What you will do: Output the entries word for word. Omit images.

Record set:
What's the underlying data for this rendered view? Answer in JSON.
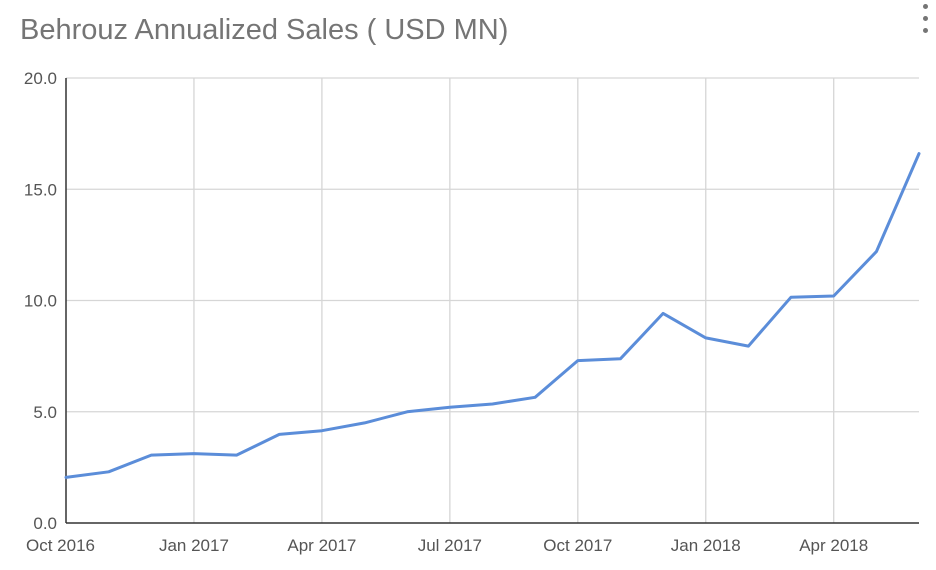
{
  "chart_data": {
    "type": "line",
    "title": "Behrouz Annualized Sales ( USD MN)",
    "xlabel": "",
    "ylabel": "",
    "ylim": [
      0,
      20
    ],
    "yticks": [
      "0.0",
      "5.0",
      "10.0",
      "15.0",
      "20.0"
    ],
    "xticks": [
      "Oct 2016",
      "Jan 2017",
      "Apr 2017",
      "Jul 2017",
      "Oct 2017",
      "Jan 2018",
      "Apr 2018"
    ],
    "grid": true,
    "legend": "none",
    "x": [
      "Oct 2016",
      "Nov 2016",
      "Dec 2016",
      "Jan 2017",
      "Feb 2017",
      "Mar 2017",
      "Apr 2017",
      "May 2017",
      "Jun 2017",
      "Jul 2017",
      "Aug 2017",
      "Sep 2017",
      "Oct 2017",
      "Nov 2017",
      "Dec 2017",
      "Jan 2018",
      "Feb 2018",
      "Mar 2018",
      "Apr 2018",
      "May 2018",
      "Jun 2018"
    ],
    "series": [
      {
        "color": "#5b8dd9",
        "values": [
          2.05,
          2.3,
          3.05,
          3.12,
          3.05,
          3.98,
          4.15,
          4.5,
          5.0,
          5.2,
          5.35,
          5.65,
          7.3,
          7.38,
          9.42,
          8.32,
          7.95,
          10.15,
          10.2,
          12.2,
          16.6
        ]
      }
    ]
  },
  "menu": {
    "icon": "more-vert-icon"
  }
}
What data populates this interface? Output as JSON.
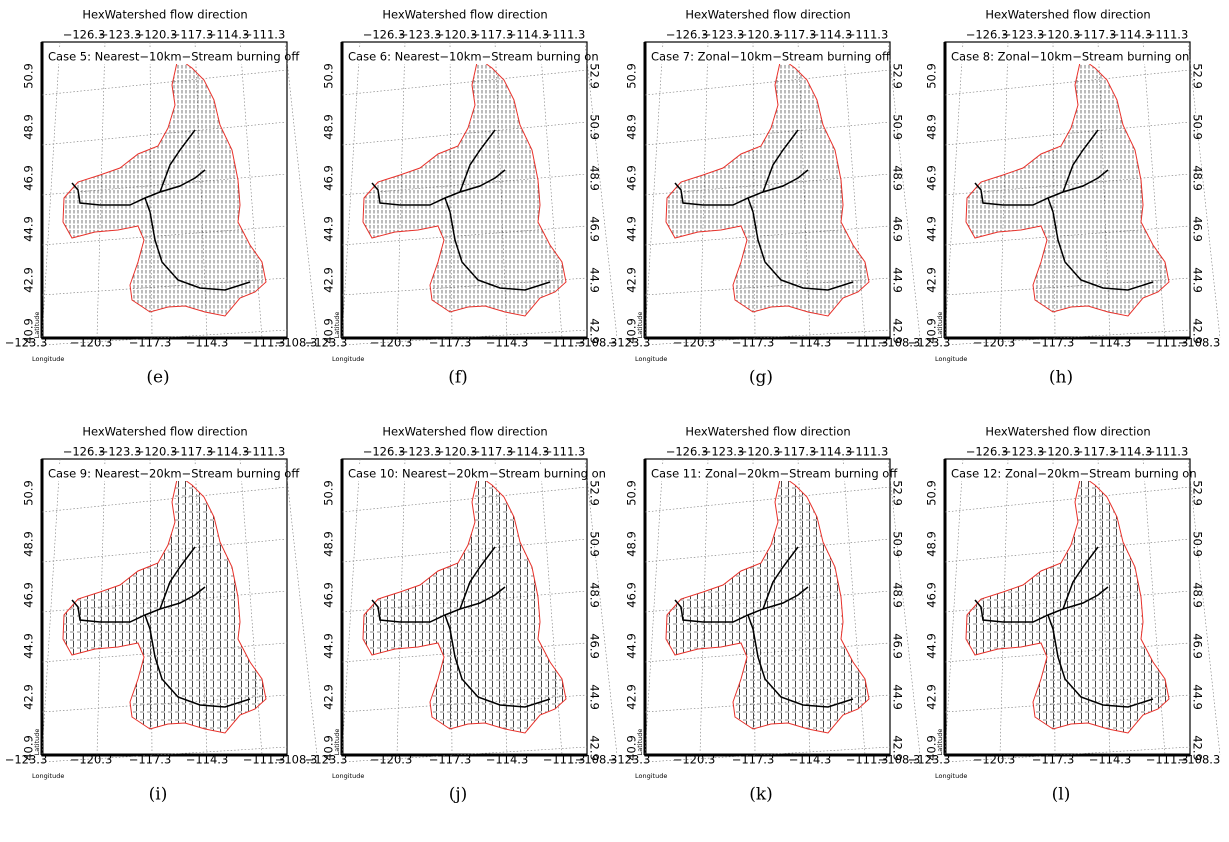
{
  "axes": {
    "top_ticks": [
      "−126.3",
      "−123.3",
      "−120.3",
      "−117.3",
      "−114.3",
      "−111.3"
    ],
    "bottom_ticks": [
      "−123.3",
      "−120.3",
      "−117.3",
      "−114.3",
      "−111.3",
      "−108.3"
    ],
    "left_ticks": [
      "50.9",
      "48.9",
      "46.9",
      "44.9",
      "42.9",
      "40.9"
    ],
    "right_ticks": [
      "52.9",
      "50.9",
      "48.9",
      "46.9",
      "44.9",
      "42.9"
    ],
    "x_label": "Longitude",
    "y_label": "Latitude"
  },
  "panels": [
    {
      "title": "HexWatershed flow direction",
      "case": "Case 5: Nearest−10km−Stream burning off",
      "caption": "(e)"
    },
    {
      "title": "HexWatershed flow direction",
      "case": "Case 6: Nearest−10km−Stream burning on",
      "caption": "(f)"
    },
    {
      "title": "HexWatershed flow direction",
      "case": "Case 7: Zonal−10km−Stream burning off",
      "caption": "(g)"
    },
    {
      "title": "HexWatershed flow direction",
      "case": "Case 8: Zonal−10km−Stream burning on",
      "caption": "(h)"
    },
    {
      "title": "HexWatershed flow direction",
      "case": "Case 9: Nearest−20km−Stream burning off",
      "caption": "(i)"
    },
    {
      "title": "HexWatershed flow direction",
      "case": "Case 10: Nearest−20km−Stream burning on",
      "caption": "(j)"
    },
    {
      "title": "HexWatershed flow direction",
      "case": "Case 11: Zonal−20km−Stream burning off",
      "caption": "(k)"
    },
    {
      "title": "HexWatershed flow direction",
      "case": "Case 12: Zonal−20km−Stream burning on",
      "caption": "(l)"
    }
  ]
}
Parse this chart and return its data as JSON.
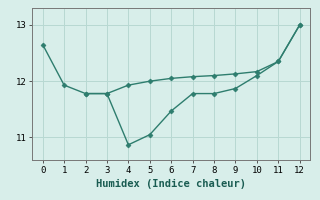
{
  "line1_x": [
    0,
    1,
    2,
    3,
    4,
    5,
    6,
    7,
    8,
    9,
    10,
    11,
    12
  ],
  "line1_y": [
    12.65,
    11.93,
    11.78,
    11.78,
    11.93,
    12.0,
    12.05,
    12.08,
    12.1,
    12.13,
    12.17,
    12.35,
    13.0
  ],
  "line2_x": [
    2,
    3,
    4,
    5,
    6,
    7,
    8,
    9,
    10,
    11,
    12
  ],
  "line2_y": [
    11.78,
    11.78,
    10.87,
    11.05,
    11.47,
    11.78,
    11.78,
    11.87,
    12.1,
    12.35,
    13.0
  ],
  "line_color": "#2e7d6e",
  "bg_color": "#d8eeea",
  "grid_color": "#b8d8d2",
  "xlabel": "Humidex (Indice chaleur)",
  "xlim": [
    -0.5,
    12.5
  ],
  "ylim": [
    10.6,
    13.3
  ],
  "yticks": [
    11,
    12,
    13
  ],
  "xticks": [
    0,
    1,
    2,
    3,
    4,
    5,
    6,
    7,
    8,
    9,
    10,
    11,
    12
  ],
  "marker": "D",
  "marker_size": 2.5,
  "line_width": 1.0,
  "tick_labelsize": 6.5,
  "xlabel_fontsize": 7.5
}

Written solution:
What's the underlying data for this rendered view? Answer in JSON.
{
  "chart_data": {
    "type": "line",
    "title": "Behrouz Annualized Sales ( USD MN)",
    "xlabel": "",
    "ylabel": "",
    "ylim": [
      0,
      20
    ],
    "yticks": [
      "0.0",
      "5.0",
      "10.0",
      "15.0",
      "20.0"
    ],
    "xticks": [
      "Oct 2016",
      "Jan 2017",
      "Apr 2017",
      "Jul 2017",
      "Oct 2017",
      "Jan 2018",
      "Apr 2018"
    ],
    "grid": true,
    "legend": "none",
    "x": [
      "Oct 2016",
      "Nov 2016",
      "Dec 2016",
      "Jan 2017",
      "Feb 2017",
      "Mar 2017",
      "Apr 2017",
      "May 2017",
      "Jun 2017",
      "Jul 2017",
      "Aug 2017",
      "Sep 2017",
      "Oct 2017",
      "Nov 2017",
      "Dec 2017",
      "Jan 2018",
      "Feb 2018",
      "Mar 2018",
      "Apr 2018",
      "May 2018",
      "Jun 2018"
    ],
    "series": [
      {
        "color": "#5b8dd9",
        "values": [
          2.05,
          2.3,
          3.05,
          3.12,
          3.05,
          3.98,
          4.15,
          4.5,
          5.0,
          5.2,
          5.35,
          5.65,
          7.3,
          7.38,
          9.42,
          8.32,
          7.95,
          10.15,
          10.2,
          12.2,
          16.6
        ]
      }
    ]
  },
  "menu": {
    "icon": "more-vert-icon"
  }
}
What data populates this interface? Output as JSON.
{
  "axes": {
    "top_ticks": [
      "−126.3",
      "−123.3",
      "−120.3",
      "−117.3",
      "−114.3",
      "−111.3"
    ],
    "bottom_ticks": [
      "−123.3",
      "−120.3",
      "−117.3",
      "−114.3",
      "−111.3",
      "−108.3"
    ],
    "left_ticks": [
      "50.9",
      "48.9",
      "46.9",
      "44.9",
      "42.9",
      "40.9"
    ],
    "right_ticks": [
      "52.9",
      "50.9",
      "48.9",
      "46.9",
      "44.9",
      "42.9"
    ],
    "x_label": "Longitude",
    "y_label": "Latitude"
  },
  "panels": [
    {
      "title": "HexWatershed flow direction",
      "case": "Case 5: Nearest−10km−Stream burning off",
      "caption": "(e)"
    },
    {
      "title": "HexWatershed flow direction",
      "case": "Case 6: Nearest−10km−Stream burning on",
      "caption": "(f)"
    },
    {
      "title": "HexWatershed flow direction",
      "case": "Case 7: Zonal−10km−Stream burning off",
      "caption": "(g)"
    },
    {
      "title": "HexWatershed flow direction",
      "case": "Case 8: Zonal−10km−Stream burning on",
      "caption": "(h)"
    },
    {
      "title": "HexWatershed flow direction",
      "case": "Case 9: Nearest−20km−Stream burning off",
      "caption": "(i)"
    },
    {
      "title": "HexWatershed flow direction",
      "case": "Case 10: Nearest−20km−Stream burning on",
      "caption": "(j)"
    },
    {
      "title": "HexWatershed flow direction",
      "case": "Case 11: Zonal−20km−Stream burning off",
      "caption": "(k)"
    },
    {
      "title": "HexWatershed flow direction",
      "case": "Case 12: Zonal−20km−Stream burning on",
      "caption": "(l)"
    }
  ]
}
Parse this chart and return its data as JSON.
{
  "line1_x": [
    0,
    1,
    2,
    3,
    4,
    5,
    6,
    7,
    8,
    9,
    10,
    11,
    12
  ],
  "line1_y": [
    12.65,
    11.93,
    11.78,
    11.78,
    11.93,
    12.0,
    12.05,
    12.08,
    12.1,
    12.13,
    12.17,
    12.35,
    13.0
  ],
  "line2_x": [
    2,
    3,
    4,
    5,
    6,
    7,
    8,
    9,
    10,
    11,
    12
  ],
  "line2_y": [
    11.78,
    11.78,
    10.87,
    11.05,
    11.47,
    11.78,
    11.78,
    11.87,
    12.1,
    12.35,
    13.0
  ],
  "line_color": "#2e7d6e",
  "bg_color": "#d8eeea",
  "grid_color": "#b8d8d2",
  "xlabel": "Humidex (Indice chaleur)",
  "xlim": [
    -0.5,
    12.5
  ],
  "ylim": [
    10.6,
    13.3
  ],
  "yticks": [
    11,
    12,
    13
  ],
  "xticks": [
    0,
    1,
    2,
    3,
    4,
    5,
    6,
    7,
    8,
    9,
    10,
    11,
    12
  ],
  "marker": "D",
  "marker_size": 2.5,
  "line_width": 1.0,
  "tick_labelsize": 6.5,
  "xlabel_fontsize": 7.5
}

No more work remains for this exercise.